In the records below, find each line containing the word "kidding" and copy it.

___ Given data

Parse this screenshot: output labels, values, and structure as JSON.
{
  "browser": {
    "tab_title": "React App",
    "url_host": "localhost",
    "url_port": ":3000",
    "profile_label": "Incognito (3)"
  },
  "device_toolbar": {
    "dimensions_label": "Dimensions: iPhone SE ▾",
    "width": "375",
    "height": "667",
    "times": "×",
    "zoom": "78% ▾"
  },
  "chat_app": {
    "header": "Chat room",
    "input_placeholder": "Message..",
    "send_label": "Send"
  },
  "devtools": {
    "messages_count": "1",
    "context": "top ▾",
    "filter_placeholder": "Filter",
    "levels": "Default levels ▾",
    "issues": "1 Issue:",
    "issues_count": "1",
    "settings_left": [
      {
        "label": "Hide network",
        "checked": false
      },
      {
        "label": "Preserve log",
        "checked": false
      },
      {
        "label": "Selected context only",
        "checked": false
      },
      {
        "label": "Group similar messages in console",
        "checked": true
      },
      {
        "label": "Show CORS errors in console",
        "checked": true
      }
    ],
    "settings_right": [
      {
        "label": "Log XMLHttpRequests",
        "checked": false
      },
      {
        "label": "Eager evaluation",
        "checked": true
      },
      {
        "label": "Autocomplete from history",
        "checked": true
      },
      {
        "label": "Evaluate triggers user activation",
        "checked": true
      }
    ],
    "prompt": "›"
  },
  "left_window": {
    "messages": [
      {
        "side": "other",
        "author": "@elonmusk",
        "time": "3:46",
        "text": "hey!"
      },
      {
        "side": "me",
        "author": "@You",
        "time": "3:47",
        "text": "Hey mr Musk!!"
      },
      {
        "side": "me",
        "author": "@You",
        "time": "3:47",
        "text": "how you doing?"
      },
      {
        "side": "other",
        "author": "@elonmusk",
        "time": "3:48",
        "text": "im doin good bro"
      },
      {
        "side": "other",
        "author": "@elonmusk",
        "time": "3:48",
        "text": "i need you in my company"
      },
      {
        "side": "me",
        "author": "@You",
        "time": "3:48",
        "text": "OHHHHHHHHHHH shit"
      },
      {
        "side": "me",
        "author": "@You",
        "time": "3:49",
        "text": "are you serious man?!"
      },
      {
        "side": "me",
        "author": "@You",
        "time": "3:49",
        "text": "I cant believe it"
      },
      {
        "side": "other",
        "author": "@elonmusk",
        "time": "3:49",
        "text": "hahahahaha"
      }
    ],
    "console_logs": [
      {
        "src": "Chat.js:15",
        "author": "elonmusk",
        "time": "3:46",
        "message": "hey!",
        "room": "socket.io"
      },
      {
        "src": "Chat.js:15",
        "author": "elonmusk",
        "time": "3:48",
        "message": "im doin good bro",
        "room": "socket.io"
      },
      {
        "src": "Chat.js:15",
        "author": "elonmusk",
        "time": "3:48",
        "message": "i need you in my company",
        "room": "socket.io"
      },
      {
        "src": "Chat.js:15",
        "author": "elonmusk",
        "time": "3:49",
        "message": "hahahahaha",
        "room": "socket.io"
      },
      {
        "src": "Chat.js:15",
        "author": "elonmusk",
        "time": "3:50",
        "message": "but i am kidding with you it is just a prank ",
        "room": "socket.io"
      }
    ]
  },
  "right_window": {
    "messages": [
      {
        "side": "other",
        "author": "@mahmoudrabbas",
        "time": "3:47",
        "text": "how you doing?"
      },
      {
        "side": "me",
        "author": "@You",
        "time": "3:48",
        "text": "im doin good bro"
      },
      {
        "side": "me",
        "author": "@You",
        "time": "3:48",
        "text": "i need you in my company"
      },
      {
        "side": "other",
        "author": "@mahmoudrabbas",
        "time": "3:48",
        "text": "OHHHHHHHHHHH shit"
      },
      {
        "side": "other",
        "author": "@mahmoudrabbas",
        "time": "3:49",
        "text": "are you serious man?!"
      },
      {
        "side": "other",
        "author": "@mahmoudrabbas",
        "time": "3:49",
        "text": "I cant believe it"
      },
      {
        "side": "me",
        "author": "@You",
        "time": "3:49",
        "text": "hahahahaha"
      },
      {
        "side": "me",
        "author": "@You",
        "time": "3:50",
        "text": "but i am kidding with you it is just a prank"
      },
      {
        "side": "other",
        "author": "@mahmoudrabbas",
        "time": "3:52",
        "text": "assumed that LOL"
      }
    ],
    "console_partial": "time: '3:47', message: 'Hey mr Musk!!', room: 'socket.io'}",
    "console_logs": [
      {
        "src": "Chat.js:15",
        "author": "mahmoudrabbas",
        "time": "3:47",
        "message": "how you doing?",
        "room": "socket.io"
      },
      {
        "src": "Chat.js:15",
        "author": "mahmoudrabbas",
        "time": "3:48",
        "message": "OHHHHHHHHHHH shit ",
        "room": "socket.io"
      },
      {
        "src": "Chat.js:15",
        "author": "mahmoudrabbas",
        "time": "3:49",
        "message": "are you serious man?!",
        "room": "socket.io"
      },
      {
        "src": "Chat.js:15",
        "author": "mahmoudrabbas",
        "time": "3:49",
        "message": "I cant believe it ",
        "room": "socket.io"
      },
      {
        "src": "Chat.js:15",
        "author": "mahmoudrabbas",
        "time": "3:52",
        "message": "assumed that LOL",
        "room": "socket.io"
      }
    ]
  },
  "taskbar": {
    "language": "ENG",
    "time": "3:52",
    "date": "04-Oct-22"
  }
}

______

• [Output of the task]
        "message": "but i am kidding with you it is just a prank ",
        "text": "but i am kidding with you it is just a prank"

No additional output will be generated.